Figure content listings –
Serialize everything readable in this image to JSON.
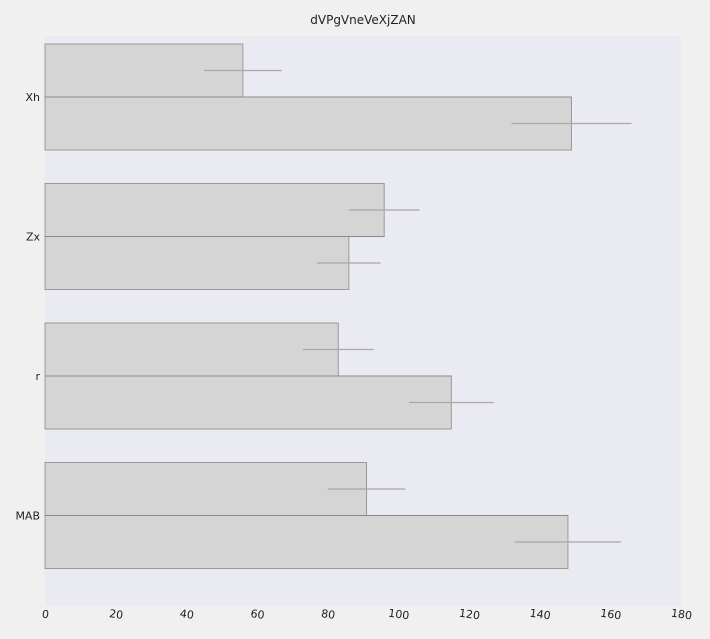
{
  "chart_data": {
    "type": "bar",
    "orientation": "horizontal",
    "title": "dVPgVneVeXjZAN",
    "xlabel": "",
    "ylabel": "",
    "categories": [
      "Xh",
      "Zx",
      "r",
      "MAB"
    ],
    "series": [
      {
        "values": [
          56,
          96,
          83,
          91
        ],
        "errors": [
          11,
          10,
          10,
          11
        ]
      },
      {
        "values": [
          149,
          86,
          115,
          148
        ],
        "errors": [
          17,
          9,
          12,
          15
        ]
      }
    ],
    "xlim": [
      0,
      180
    ],
    "xticks": [
      "0",
      "20",
      "40",
      "60",
      "80",
      "100",
      "120",
      "140",
      "160",
      "180"
    ],
    "grid": false,
    "colors": {
      "figure_bg": "#f0f0f0",
      "plot_bg": "#eaeaf2",
      "bar_fill": "#d5d5d5",
      "bar_edge": "#9a9a9a",
      "error_bar": "#a8a8a8",
      "category_line": "#8a8a8a"
    }
  }
}
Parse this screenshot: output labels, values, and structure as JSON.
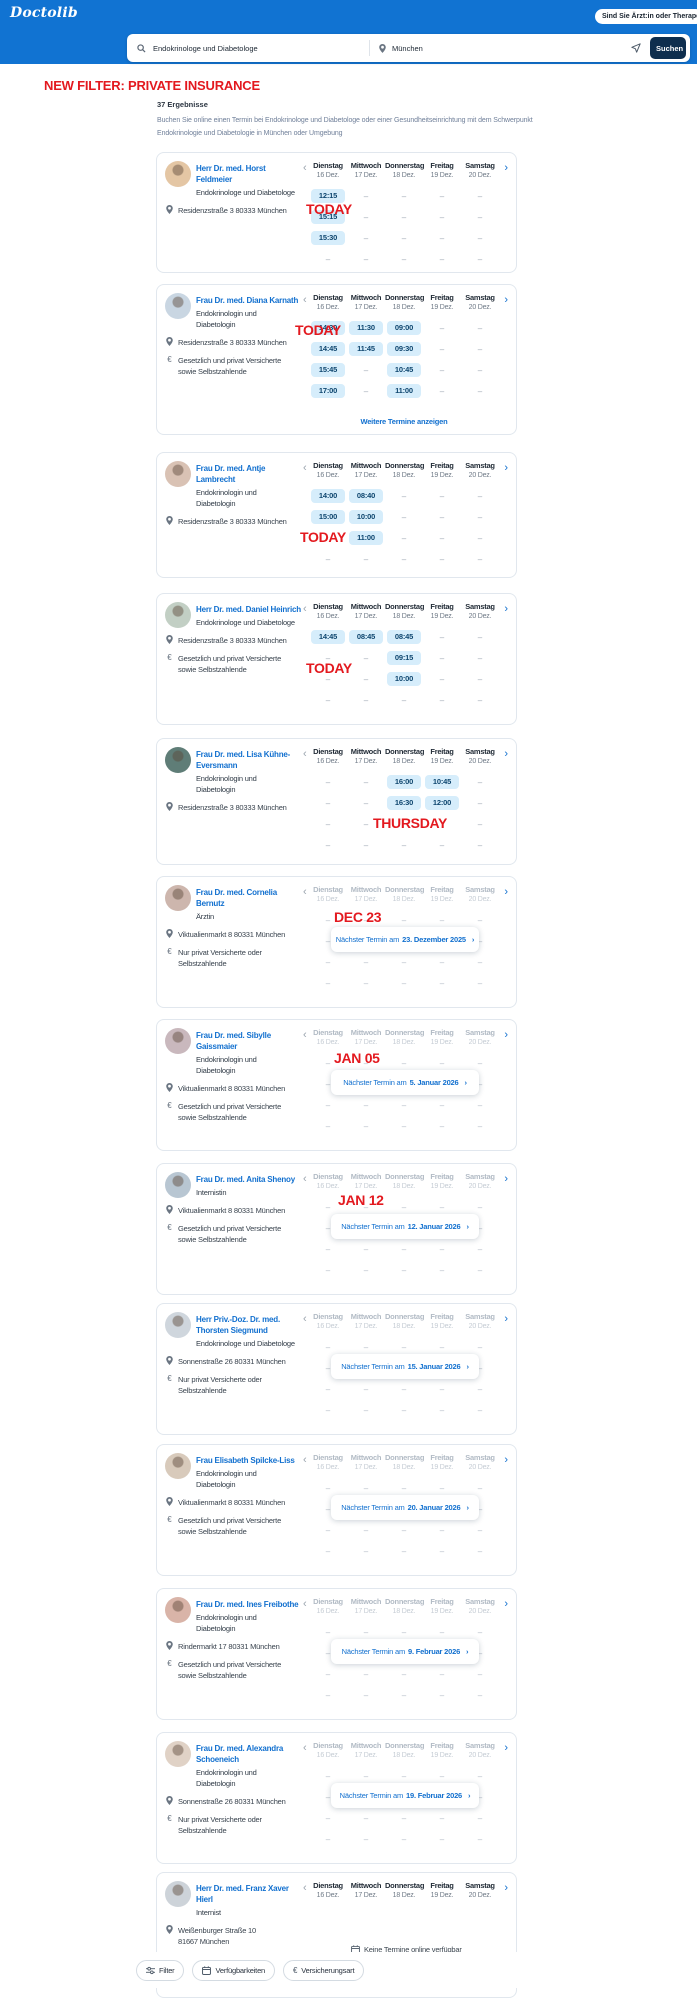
{
  "header": {
    "logo": "Doctolib",
    "pro_button_label": "Sind Sie Ärzt:in oder Therapeut:in",
    "search": {
      "query": "Endokrinologe und Diabetologe",
      "location": "München",
      "submit_label": "Suchen"
    }
  },
  "annotations": {
    "filter_banner": "NEW FILTER: PRIVATE INSURANCE"
  },
  "results": {
    "count_label": "37 Ergebnisse",
    "description": "Buchen Sie online einen Termin bei Endokrinologe und Diabetologe oder einer Gesundheitseinrichtung mit dem Schwerpunkt\nEndokrinologie und Diabetologie in München oder Umgebung"
  },
  "calendar": {
    "days": [
      {
        "label": "Dienstag",
        "date": "16 Dez."
      },
      {
        "label": "Mittwoch",
        "date": "17 Dez."
      },
      {
        "label": "Donnerstag",
        "date": "18 Dez."
      },
      {
        "label": "Freitag",
        "date": "19 Dez."
      },
      {
        "label": "Samstag",
        "date": "20 Dez."
      }
    ],
    "more_link_label": "Weitere Termine anzeigen",
    "next_prefix": "Nächster Termin am",
    "no_online_label": "Keine Termine online verfügbar"
  },
  "doctors": [
    {
      "name": "Herr Dr. med. Horst Feldmeier",
      "specialty": "Endokrinologe und Diabetologe",
      "address": "Residenzstraße 3 80333 München",
      "insurance": null,
      "annotation": "TODAY",
      "mode": "slots",
      "slots": [
        [
          "12:15",
          "–",
          "–",
          "–",
          "–"
        ],
        [
          "15:15",
          "–",
          "–",
          "–",
          "–"
        ],
        [
          "15:30",
          "–",
          "–",
          "–",
          "–"
        ],
        [
          "–",
          "–",
          "–",
          "–",
          "–"
        ]
      ]
    },
    {
      "name": "Frau Dr. med. Diana Karnath",
      "specialty": "Endokrinologin und\nDiabetologin",
      "address": "Residenzstraße 3 80333 München",
      "insurance": "Gesetzlich und privat Versicherte\nsowie Selbstzahlende",
      "annotation": "TODAY",
      "mode": "slots",
      "more_link": true,
      "slots": [
        [
          "14:30",
          "11:30",
          "09:00",
          "–",
          "–"
        ],
        [
          "14:45",
          "11:45",
          "09:30",
          "–",
          "–"
        ],
        [
          "15:45",
          "–",
          "10:45",
          "–",
          "–"
        ],
        [
          "17:00",
          "–",
          "11:00",
          "–",
          "–"
        ]
      ]
    },
    {
      "name": "Frau Dr. med. Antje Lambrecht",
      "specialty": "Endokrinologin und\nDiabetologin",
      "address": "Residenzstraße 3 80333 München",
      "insurance": null,
      "annotation": "TODAY",
      "mode": "slots",
      "slots": [
        [
          "14:00",
          "08:40",
          "–",
          "–",
          "–"
        ],
        [
          "15:00",
          "10:00",
          "–",
          "–",
          "–"
        ],
        [
          "",
          "11:00",
          "–",
          "–",
          "–"
        ],
        [
          "–",
          "–",
          "–",
          "–",
          "–"
        ]
      ]
    },
    {
      "name": "Herr Dr. med. Daniel Heinrich",
      "specialty": "Endokrinologe und Diabetologe",
      "address": "Residenzstraße 3 80333 München",
      "insurance": "Gesetzlich und privat Versicherte\nsowie Selbstzahlende",
      "annotation": "TODAY",
      "mode": "slots",
      "slots": [
        [
          "14:45",
          "08:45",
          "08:45",
          "–",
          "–"
        ],
        [
          "–",
          "–",
          "09:15",
          "–",
          "–"
        ],
        [
          "–",
          "–",
          "10:00",
          "–",
          "–"
        ],
        [
          "–",
          "–",
          "–",
          "–",
          "–"
        ]
      ]
    },
    {
      "name": "Frau Dr. med. Lisa Kühne-\nEversmann",
      "specialty": "Endokrinologin und\nDiabetologin",
      "address": "Residenzstraße 3 80333 München",
      "insurance": null,
      "annotation": "THURSDAY",
      "mode": "slots",
      "slots": [
        [
          "–",
          "–",
          "16:00",
          "10:45",
          "–"
        ],
        [
          "–",
          "–",
          "16:30",
          "12:00",
          "–"
        ],
        [
          "–",
          "–",
          "",
          "",
          "–"
        ],
        [
          "–",
          "–",
          "–",
          "–",
          "–"
        ]
      ]
    },
    {
      "name": "Frau Dr. med. Cornelia Bernutz",
      "specialty": "Ärztin",
      "address": "Viktualienmarkt 8 80331 München",
      "insurance": "Nur privat Versicherte oder\nSelbstzahlende",
      "annotation": "DEC 23",
      "mode": "next",
      "next_date": "23. Dezember 2025"
    },
    {
      "name": "Frau Dr. med. Sibylle\nGaissmaier",
      "specialty": "Endokrinologin und\nDiabetologin",
      "address": "Viktualienmarkt 8 80331 München",
      "insurance": "Gesetzlich und privat Versicherte\nsowie Selbstzahlende",
      "annotation": "JAN 05",
      "mode": "next",
      "next_date": "5. Januar 2026"
    },
    {
      "name": "Frau Dr. med. Anita Shenoy",
      "specialty": "Internistin",
      "address": "Viktualienmarkt 8 80331 München",
      "insurance": "Gesetzlich und privat Versicherte\nsowie Selbstzahlende",
      "annotation": "JAN 12",
      "mode": "next",
      "next_date": "12. Januar 2026"
    },
    {
      "name": "Herr Priv.-Doz. Dr. med.\nThorsten Siegmund",
      "specialty": "Endokrinologe und Diabetologe",
      "address": "Sonnenstraße 26 80331 München",
      "insurance": "Nur privat Versicherte oder\nSelbstzahlende",
      "annotation": null,
      "mode": "next",
      "next_date": "15. Januar 2026"
    },
    {
      "name": "Frau Elisabeth Spilcke-Liss",
      "specialty": "Endokrinologin und\nDiabetologin",
      "address": "Viktualienmarkt 8 80331 München",
      "insurance": "Gesetzlich und privat Versicherte\nsowie Selbstzahlende",
      "annotation": null,
      "mode": "next",
      "next_date": "20. Januar 2026"
    },
    {
      "name": "Frau Dr. med. Ines Freibothe",
      "specialty": "Endokrinologin und\nDiabetologin",
      "address": "Rindermarkt 17 80331 München",
      "insurance": "Gesetzlich und privat Versicherte\nsowie Selbstzahlende",
      "annotation": null,
      "mode": "next",
      "next_date": "9. Februar 2026"
    },
    {
      "name": "Frau Dr. med. Alexandra\nSchoeneich",
      "specialty": "Endokrinologin und\nDiabetologin",
      "address": "Sonnenstraße 26 80331 München",
      "insurance": "Nur privat Versicherte oder\nSelbstzahlende",
      "annotation": null,
      "mode": "next",
      "next_date": "19. Februar 2026"
    },
    {
      "name": "Herr Dr. med. Franz Xaver Hierl",
      "specialty": "Internist",
      "address": "Weißenburger Straße 10\n81667 München",
      "insurance": "Gesetzlich und privat Versicherte\nsowie Selbstzahlende",
      "annotation": null,
      "mode": "none"
    }
  ],
  "footer": {
    "filters": [
      {
        "label": "Filter"
      },
      {
        "label": "Verfügbarkeiten"
      },
      {
        "label": "Versicherungsart"
      }
    ]
  }
}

WORK TO DO – Locate the word "online" in the entries, and copy every line where it is found.

TASK OUTPUT –
    "description": "Buchen Sie online einen Termin bei Endokrinologe und Diabetologe oder einer Gesundheitseinrichtung mit dem Schwerpunkt\nEndokrinologie und Diabetologie in München oder Umgebung"
    "no_online_label": "Keine Termine online verfügbar"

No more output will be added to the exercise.